TEXTAUSZUG:
+--

Freitag, 25. Mai 2012

Atlantik-Überfahrt Madeira --> Portugal 18.05. - 22.05.2012

Einen Tag früher als geplant und erwartet stehe ich, Sock, unter der ersehnten, heißen Dusche in der Marina in PORTUGAL – LAGOS und  wasche mir die dicke Salzkruste von meiner Haut und, zugegeben, den auch etwas sehr männlichen Geruch, nach fast 4 Tagen ohne Dusche. Neben mir in der Dusche Tim, der gefühlt noch etwas strenger roch, und sich ausnahmsweise nicht lange bitten lassen musste, zu duschen.

Ich lasse mir unseren Segeltrip von Madeira nach Lagos nochmal durch den Kopf gehen. Die unentwegten Gedanken daran und das Aufgeputschtsein werden uns noch 1-2 Tage länger begleiten, das Adrenalin im Blut muss erst abgebaut werden nach diesem Teufelsritt, aber dazu später mehr.

+--

[Datensätze mit Elementboxen]
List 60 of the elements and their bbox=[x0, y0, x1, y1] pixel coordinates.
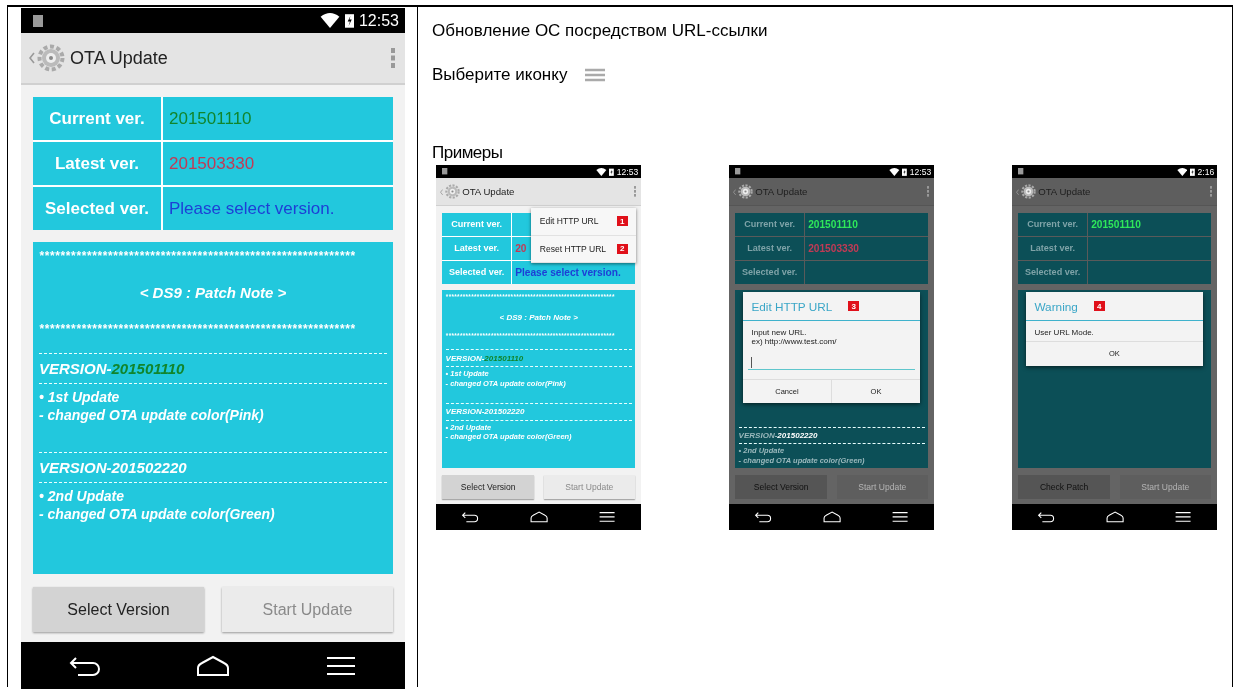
app-title: OTA Update bbox=[1038, 186, 1092, 198]
wifi-icon bbox=[889, 167, 900, 176]
status-time: 2:16 bbox=[1197, 166, 1215, 177]
patch-note-title: < DS9 : Patch Note > bbox=[138, 284, 288, 301]
status-time: 12:53 bbox=[909, 166, 932, 177]
info-label: Latest ver. bbox=[735, 236, 804, 260]
status-time: 12:53 bbox=[358, 11, 399, 30]
wifi-icon bbox=[1176, 167, 1188, 176]
info-label: Selected ver. bbox=[1018, 260, 1087, 284]
info-label: Selected ver. bbox=[442, 260, 511, 284]
info-value: 201501110 bbox=[163, 97, 393, 140]
info-label: Current ver. bbox=[1018, 212, 1087, 236]
info-label: Current ver. bbox=[442, 212, 511, 236]
version-heading: VERSION-201501110 bbox=[39, 353, 387, 384]
info-label: Selected ver. bbox=[735, 260, 804, 284]
instruction-text: Выберите иконку bbox=[432, 65, 568, 85]
asterisk-line: ************************************************************ bbox=[39, 248, 357, 264]
app-title: OTA Update bbox=[70, 47, 169, 69]
app-title: OTA Update bbox=[755, 186, 809, 198]
battery-icon bbox=[344, 13, 354, 28]
wifi-icon bbox=[319, 13, 340, 28]
action-button[interactable]: Select Version bbox=[442, 474, 534, 499]
info-value: 201501110 bbox=[1087, 212, 1212, 236]
info-label: Latest ver. bbox=[1018, 236, 1087, 260]
menu-icon bbox=[583, 68, 608, 82]
update-change: - changed OTA update color(Green) bbox=[39, 505, 276, 523]
info-label: Current ver. bbox=[735, 212, 804, 236]
examples-heading: Примеры bbox=[431, 143, 504, 164]
recent-apps-icon[interactable] bbox=[324, 655, 358, 677]
status-time: 12:53 bbox=[616, 166, 639, 177]
info-value: Please select version. bbox=[163, 187, 393, 230]
info-value: 201501110 bbox=[804, 212, 929, 236]
asterisk-line: ************************************************************ bbox=[39, 321, 357, 337]
info-value: 201503330 bbox=[804, 236, 929, 260]
version-heading: VERSION-201502220 bbox=[39, 452, 387, 483]
update-title: • 2nd Update bbox=[39, 487, 126, 505]
url-input-field[interactable] bbox=[748, 355, 915, 371]
notification-icon bbox=[1018, 168, 1024, 175]
gear-icon bbox=[444, 184, 460, 200]
notification-icon bbox=[33, 14, 43, 27]
info-label: Latest ver. bbox=[442, 236, 511, 260]
section-title: Обновление ОС посредством URL-ссылки bbox=[431, 20, 769, 42]
update-change: - changed OTA update color(Pink) bbox=[39, 406, 265, 424]
notification-icon bbox=[442, 168, 448, 175]
gear-icon bbox=[737, 184, 753, 200]
action-button[interactable]: Select Version bbox=[33, 587, 204, 632]
gear-icon bbox=[37, 44, 65, 72]
app-title: OTA Update bbox=[462, 186, 516, 198]
info-label: Selected ver. bbox=[33, 187, 161, 230]
info-label: Current ver. bbox=[33, 97, 161, 140]
wifi-icon bbox=[596, 167, 607, 176]
info-value: 201503330 bbox=[163, 142, 393, 185]
info-label: Latest ver. bbox=[33, 142, 161, 185]
gear-icon bbox=[1020, 184, 1036, 200]
home-icon[interactable] bbox=[196, 655, 230, 677]
back-icon[interactable] bbox=[68, 655, 102, 677]
dialog-title: Warning bbox=[1034, 299, 1078, 313]
dialog-title: Edit HTTP URL bbox=[751, 299, 833, 313]
notification-icon bbox=[735, 168, 741, 175]
update-title: • 1st Update bbox=[39, 388, 121, 406]
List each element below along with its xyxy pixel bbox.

+--

AUFGABENLISTE:
1. In welcher Marina steht Sock laut dem Bericht über die Atlantik-Überfahrt unter der Dusche?
2. Schreib bitte aus dem Bericht über die Atlantik-Überfahrt alles von „Einen Tag früher“ bis hinunter zu „musste, zu duschen.“ ab.
3. Setze den Bericht über die Atlantik-Überfahrt nach seinem letzten Satz fort.

ANTWORTEN JE AUFGABE:
1. In der Marina in Lagos, Portugal.

2.
Einen Tag früher als geplant und erwartet stehe ich, Sock, unter der ersehnten, heißen Dusche in der Marina in PORTUGAL – LAGOS und  wasche mir die dicke Salzkruste von meiner Haut und, zugegeben, den auch etwas sehr männlichen Geruch, nach fast 4 Tagen ohne Dusche. Neben mir in der Dusche Tim, der gefühlt noch etwas strenger roch, und sich ausnahmsweise nicht lange bitten lassen musste, zu duschen.

3.
Eine Tapferkeitsmedaille verleihe ich Tim und Canan in Gedanken unter der Dusche. Großartig, Herzen eines Löwen alle beide, 560 Seemeilen unter anstrengenden Bedingungen bravourös gemeistert.
Tim hat 1700 Seiten Buch gelesen während der 84-stündigen Überfahrt, immer vergnügt und stoisch gelassen, obwohl das alles andere als eine gemütliche Spazierfahrt war. Lesen, essen, schlafen, singen, das war Tim’s Motto. Bravo, ich bin stolz. 9 von 10 Menschen würden in einer solchen Situation einfach nur große Angst haben.
Canan hat sich einmal mehr als Seewölfin gezeigt.  „Ich kann nicht mehr Sock, muss schlafen, komm bitte“, sagt sie z.B. am Sonntag, dem 3. Tag der Reise, früh am Morgen nach ihrer Nachtwache zu mir. Während ich mich mühsam, nach schlafloser Pause, aus der Koje erhebe und in meine nasse Schwerwetterkleidung quäle, geht sie wieder zurück ins Cockpit (= nach draußen). 10 Minuten brauche ich um mich fertig zu machen – Canan wird allein in dieser kurzen Zeit 2x von über das Boot hinein brechenden Wellen heftig ganzkörper-geduscht. Und der Wind peitscht ihr die Gischt permanent ins Gesicht – es ist Sturm.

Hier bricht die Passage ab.